**WRITTEN TASK:** Starting at the first line and ending at the line containing "lukoil-text: ЛУКОЙЛ [84, 59, 113, 68]", switch "y-tick-label" to "y-axis-label" and write those lines out again with everything else left as it is.
• • • •
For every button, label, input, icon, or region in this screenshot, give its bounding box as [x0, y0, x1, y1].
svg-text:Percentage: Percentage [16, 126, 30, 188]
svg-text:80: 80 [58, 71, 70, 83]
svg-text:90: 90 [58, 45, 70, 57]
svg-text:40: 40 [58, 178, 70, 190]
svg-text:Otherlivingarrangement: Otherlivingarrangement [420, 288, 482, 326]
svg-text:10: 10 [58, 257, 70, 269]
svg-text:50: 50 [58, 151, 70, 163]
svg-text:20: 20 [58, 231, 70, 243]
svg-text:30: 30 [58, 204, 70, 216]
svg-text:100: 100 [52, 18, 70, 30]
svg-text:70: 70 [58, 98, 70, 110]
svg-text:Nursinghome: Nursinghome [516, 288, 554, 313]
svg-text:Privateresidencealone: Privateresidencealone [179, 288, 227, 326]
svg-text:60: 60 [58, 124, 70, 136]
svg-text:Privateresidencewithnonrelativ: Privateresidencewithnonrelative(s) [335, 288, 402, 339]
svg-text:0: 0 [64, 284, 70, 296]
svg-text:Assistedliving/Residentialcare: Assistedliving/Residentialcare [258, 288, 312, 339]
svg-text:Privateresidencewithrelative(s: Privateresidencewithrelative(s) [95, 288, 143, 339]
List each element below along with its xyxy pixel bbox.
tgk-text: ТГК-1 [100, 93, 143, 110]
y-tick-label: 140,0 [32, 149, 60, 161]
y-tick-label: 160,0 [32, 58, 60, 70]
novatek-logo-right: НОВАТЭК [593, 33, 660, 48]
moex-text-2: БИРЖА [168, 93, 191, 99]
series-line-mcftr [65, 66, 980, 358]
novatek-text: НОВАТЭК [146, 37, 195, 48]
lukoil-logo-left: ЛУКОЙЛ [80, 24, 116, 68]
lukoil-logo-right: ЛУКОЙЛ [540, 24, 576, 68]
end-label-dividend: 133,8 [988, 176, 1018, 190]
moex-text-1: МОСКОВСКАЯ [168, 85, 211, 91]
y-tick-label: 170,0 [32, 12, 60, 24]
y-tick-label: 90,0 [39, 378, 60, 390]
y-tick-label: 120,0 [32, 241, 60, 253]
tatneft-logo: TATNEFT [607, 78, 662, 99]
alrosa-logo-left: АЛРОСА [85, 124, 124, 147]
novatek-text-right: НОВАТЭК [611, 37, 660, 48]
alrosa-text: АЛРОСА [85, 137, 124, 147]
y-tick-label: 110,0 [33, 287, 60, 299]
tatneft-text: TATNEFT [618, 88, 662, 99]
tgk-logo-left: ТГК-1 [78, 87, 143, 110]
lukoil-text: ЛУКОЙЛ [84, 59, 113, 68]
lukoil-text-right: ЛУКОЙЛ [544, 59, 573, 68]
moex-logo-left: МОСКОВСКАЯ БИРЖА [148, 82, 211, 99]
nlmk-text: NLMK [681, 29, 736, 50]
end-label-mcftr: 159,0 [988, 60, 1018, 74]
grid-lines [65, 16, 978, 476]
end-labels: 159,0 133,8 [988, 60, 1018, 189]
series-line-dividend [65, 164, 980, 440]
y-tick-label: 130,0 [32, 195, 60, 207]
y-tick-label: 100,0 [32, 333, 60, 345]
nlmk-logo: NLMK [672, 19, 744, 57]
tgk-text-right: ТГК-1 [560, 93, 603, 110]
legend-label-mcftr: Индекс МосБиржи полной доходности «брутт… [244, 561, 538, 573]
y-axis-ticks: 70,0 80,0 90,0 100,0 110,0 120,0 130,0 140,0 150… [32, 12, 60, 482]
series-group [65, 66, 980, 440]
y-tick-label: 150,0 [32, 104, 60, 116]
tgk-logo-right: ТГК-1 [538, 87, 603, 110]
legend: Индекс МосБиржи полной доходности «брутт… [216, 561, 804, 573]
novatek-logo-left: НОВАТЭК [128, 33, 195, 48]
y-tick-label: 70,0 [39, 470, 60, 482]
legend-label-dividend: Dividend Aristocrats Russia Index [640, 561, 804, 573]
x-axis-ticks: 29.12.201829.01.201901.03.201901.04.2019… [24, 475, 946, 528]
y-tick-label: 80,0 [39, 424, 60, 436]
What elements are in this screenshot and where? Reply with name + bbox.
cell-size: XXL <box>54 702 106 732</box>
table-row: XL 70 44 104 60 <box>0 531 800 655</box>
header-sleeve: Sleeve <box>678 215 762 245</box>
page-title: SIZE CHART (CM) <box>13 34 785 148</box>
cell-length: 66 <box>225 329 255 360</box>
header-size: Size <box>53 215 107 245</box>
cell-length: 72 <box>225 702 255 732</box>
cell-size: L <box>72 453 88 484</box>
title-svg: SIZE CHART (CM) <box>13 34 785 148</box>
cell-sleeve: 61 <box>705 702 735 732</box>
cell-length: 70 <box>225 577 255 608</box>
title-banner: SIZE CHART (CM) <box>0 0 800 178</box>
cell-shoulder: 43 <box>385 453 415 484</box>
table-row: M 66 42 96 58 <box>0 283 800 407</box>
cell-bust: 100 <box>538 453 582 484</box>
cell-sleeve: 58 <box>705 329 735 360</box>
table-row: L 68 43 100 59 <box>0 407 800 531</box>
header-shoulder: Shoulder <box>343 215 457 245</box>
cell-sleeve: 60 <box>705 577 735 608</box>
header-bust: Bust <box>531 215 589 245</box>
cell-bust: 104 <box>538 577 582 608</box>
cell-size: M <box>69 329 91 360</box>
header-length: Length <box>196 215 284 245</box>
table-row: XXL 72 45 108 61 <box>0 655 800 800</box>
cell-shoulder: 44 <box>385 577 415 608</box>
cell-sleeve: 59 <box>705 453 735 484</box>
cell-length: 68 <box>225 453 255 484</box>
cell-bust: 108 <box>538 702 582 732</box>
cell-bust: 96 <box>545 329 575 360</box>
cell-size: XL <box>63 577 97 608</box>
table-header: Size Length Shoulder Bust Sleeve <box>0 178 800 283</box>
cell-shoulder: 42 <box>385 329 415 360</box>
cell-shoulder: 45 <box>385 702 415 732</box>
• • • •
**SOLUTION TO THIS TASK:**
For every button, label, input, icon, or region in this screenshot, give its bounding box as [x0, y0, x1, y1].
svg-text:Percentage: Percentage [16, 126, 30, 188]
svg-text:80: 80 [58, 71, 70, 83]
svg-text:90: 90 [58, 45, 70, 57]
svg-text:40: 40 [58, 178, 70, 190]
svg-text:Otherlivingarrangement: Otherlivingarrangement [420, 288, 482, 326]
svg-text:10: 10 [58, 257, 70, 269]
svg-text:50: 50 [58, 151, 70, 163]
svg-text:20: 20 [58, 231, 70, 243]
svg-text:30: 30 [58, 204, 70, 216]
svg-text:100: 100 [52, 18, 70, 30]
svg-text:70: 70 [58, 98, 70, 110]
svg-text:Nursinghome: Nursinghome [516, 288, 554, 313]
svg-text:Privateresidencealone: Privateresidencealone [179, 288, 227, 326]
svg-text:60: 60 [58, 124, 70, 136]
svg-text:Privateresidencewithnonrelativ: Privateresidencewithnonrelative(s) [335, 288, 402, 339]
svg-text:0: 0 [64, 284, 70, 296]
svg-text:Assistedliving/Residentialcare: Assistedliving/Residentialcare [258, 288, 312, 339]
svg-text:Privateresidencewithrelative(s: Privateresidencewithrelative(s) [95, 288, 143, 339]
List each element below along with its xyxy pixel bbox.
tgk-text: ТГК-1 [100, 93, 143, 110]
y-axis-label: 140,0 [32, 149, 60, 161]
y-axis-label: 160,0 [32, 58, 60, 70]
novatek-logo-right: НОВАТЭК [593, 33, 660, 48]
moex-text-2: БИРЖА [168, 93, 191, 99]
series-line-mcftr [65, 66, 980, 358]
novatek-text: НОВАТЭК [146, 37, 195, 48]
lukoil-logo-left: ЛУКОЙЛ [80, 24, 116, 68]
lukoil-logo-right: ЛУКОЙЛ [540, 24, 576, 68]
end-label-dividend: 133,8 [988, 176, 1018, 190]
moex-text-1: МОСКОВСКАЯ [168, 85, 211, 91]
y-axis-label: 170,0 [32, 12, 60, 24]
y-axis-label: 90,0 [39, 378, 60, 390]
y-axis-label: 120,0 [32, 241, 60, 253]
tatneft-logo: TATNEFT [607, 78, 662, 99]
alrosa-logo-left: АЛРОСА [85, 124, 124, 147]
novatek-text-right: НОВАТЭК [611, 37, 660, 48]
alrosa-text: АЛРОСА [85, 137, 124, 147]
y-axis-label: 110,0 [33, 287, 60, 299]
tatneft-text: TATNEFT [618, 88, 662, 99]
tgk-logo-left: ТГК-1 [78, 87, 143, 110]
lukoil-text: ЛУКОЙЛ [84, 59, 113, 68]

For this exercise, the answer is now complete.